> Material for the task

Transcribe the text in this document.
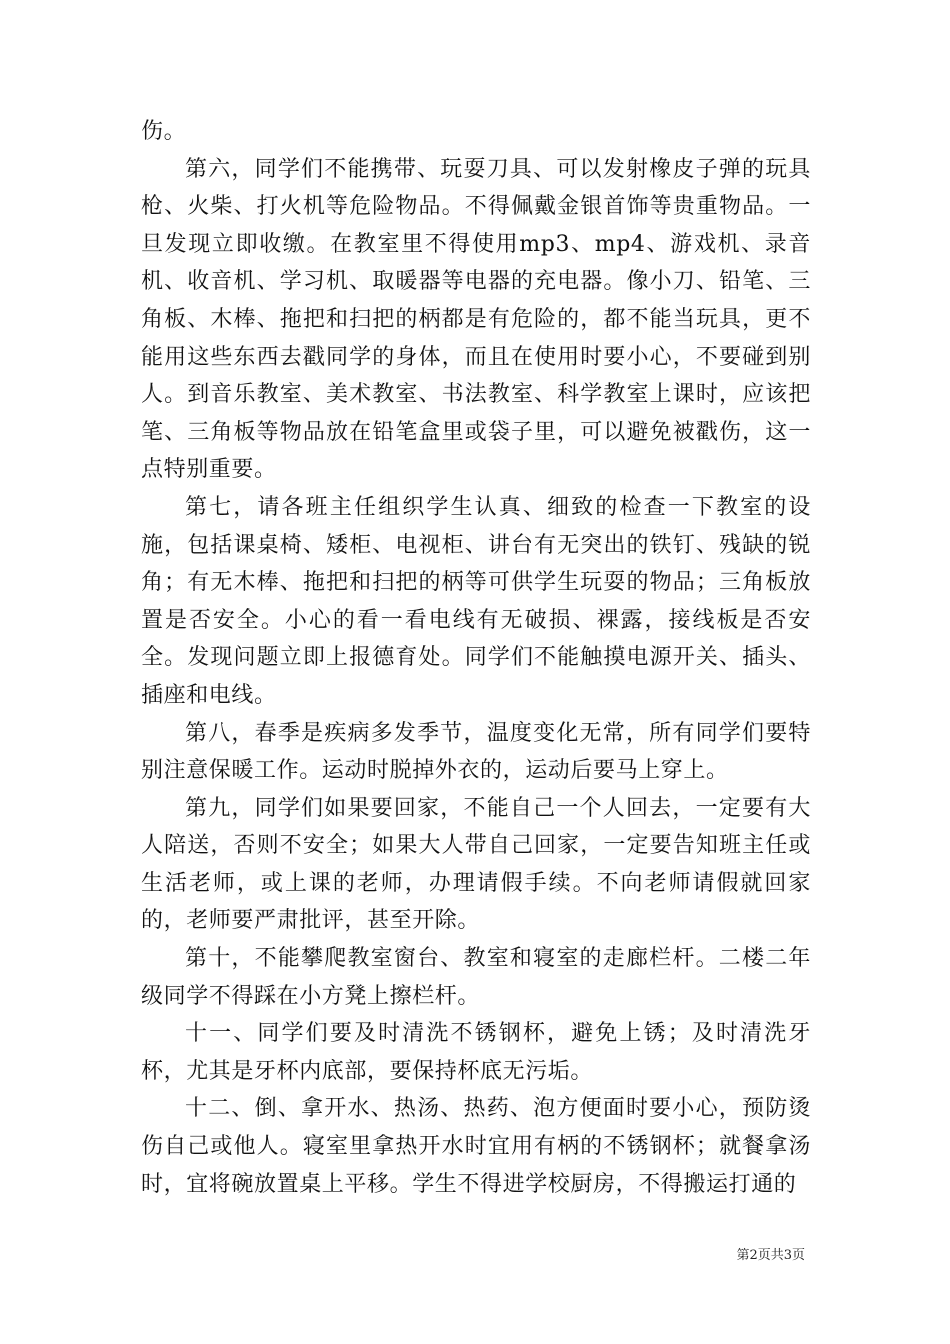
伤。

第六，同学们不能携带、玩耍刀具、可以发射橡皮子弹的玩具枪、火柴、打火机等危险物品。不得佩戴金银首饰等贵重物品。一旦发现立即收缴。在教室里不得使用mp3、mp4、游戏机、录音机、收音机、学习机、取暖器等电器的充电器。像小刀、铅笔、三角板、木棒、拖把和扫把的柄都是有危险的，都不能当玩具，更不能用这些东西去戳同学的身体，而且在使用时要小心，不要碰到别人。到音乐教室、美术教室、书法教室、科学教室上课时，应该把笔、三角板等物品放在铅笔盒里或袋子里，可以避免被戳伤，这一点特别重要。

第七，请各班主任组织学生认真、细致的检查一下教室的设施，包括课桌椅、矮柜、电视柜、讲台有无突出的铁钉、残缺的锐角；有无木棒、拖把和扫把的柄等可供学生玩耍的物品；三角板放置是否安全。小心的看一看电线有无破损、裸露，接线板是否安全。发现问题立即上报德育处。同学们不能触摸电源开关、插头、插座和电线。

第八，春季是疾病多发季节，温度变化无常，所有同学们要特别注意保暖工作。运动时脱掉外衣的，运动后要马上穿上。

第九，同学们如果要回家，不能自己一个人回去，一定要有大人陪送，否则不安全；如果大人带自己回家，一定要告知班主任或生活老师，或上课的老师，办理请假手续。不向老师请假就回家的，老师要严肃批评，甚至开除。

第十，不能攀爬教室窗台、教室和寝室的走廊栏杆。二楼二年级同学不得踩在小方凳上擦栏杆。

十一、同学们要及时清洗不锈钢杯，避免上锈；及时清洗牙杯，尤其是牙杯内底部，要保持杯底无污垢。

十二、倒、拿开水、热汤、热药、泡方便面时要小心，预防烫伤自己或他人。寝室里拿热开水时宜用有柄的不锈钢杯；就餐拿汤时，宜将碗放置桌上平移。学生不得进学校厨房，不得搬运打通的

第2页共3页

> Task objective
Without including any pictures, please restate all the records exactly.

> Response below
Transcribe the text in this document.
伤。

第六，同学们不能携带、玩耍刀具、可以发射橡皮子弹的玩具枪、火柴、打火机等危险物品。不得佩戴金银首饰等贵重物品。一旦发现立即收缴。在教室里不得使用mp3、mp4、游戏机、录音机、收音机、学习机、取暖器等电器的充电器。像小刀、铅笔、三角板、木棒、拖把和扫把的柄都是有危险的，都不能当玩具，更不能用这些东西去戳同学的身体，而且在使用时要小心，不要碰到别人。到音乐教室、美术教室、书法教室、科学教室上课时，应该把笔、三角板等物品放在铅笔盒里或袋子里，可以避免被戳伤，这一点特别重要。

第七，请各班主任组织学生认真、细致的检查一下教室的设施，包括课桌椅、矮柜、电视柜、讲台有无突出的铁钉、残缺的锐角；有无木棒、拖把和扫把的柄等可供学生玩耍的物品；三角板放置是否安全。小心的看一看电线有无破损、裸露，接线板是否安全。发现问题立即上报德育处。同学们不能触摸电源开关、插头、插座和电线。

第八，春季是疾病多发季节，温度变化无常，所有同学们要特别注意保暖工作。运动时脱掉外衣的，运动后要马上穿上。

第九，同学们如果要回家，不能自己一个人回去，一定要有大人陪送，否则不安全；如果大人带自己回家，一定要告知班主任或生活老师，或上课的老师，办理请假手续。不向老师请假就回家的，老师要严肃批评，甚至开除。

第十，不能攀爬教室窗台、教室和寝室的走廊栏杆。二楼二年级同学不得踩在小方凳上擦栏杆。

十一、同学们要及时清洗不锈钢杯，避免上锈；及时清洗牙杯，尤其是牙杯内底部，要保持杯底无污垢。

十二、倒、拿开水、热汤、热药、泡方便面时要小心，预防烫伤自己或他人。寝室里拿热开水时宜用有柄的不锈钢杯；就餐拿汤时，宜将碗放置桌上平移。学生不得进学校厨房，不得搬运打通的

第2页共3页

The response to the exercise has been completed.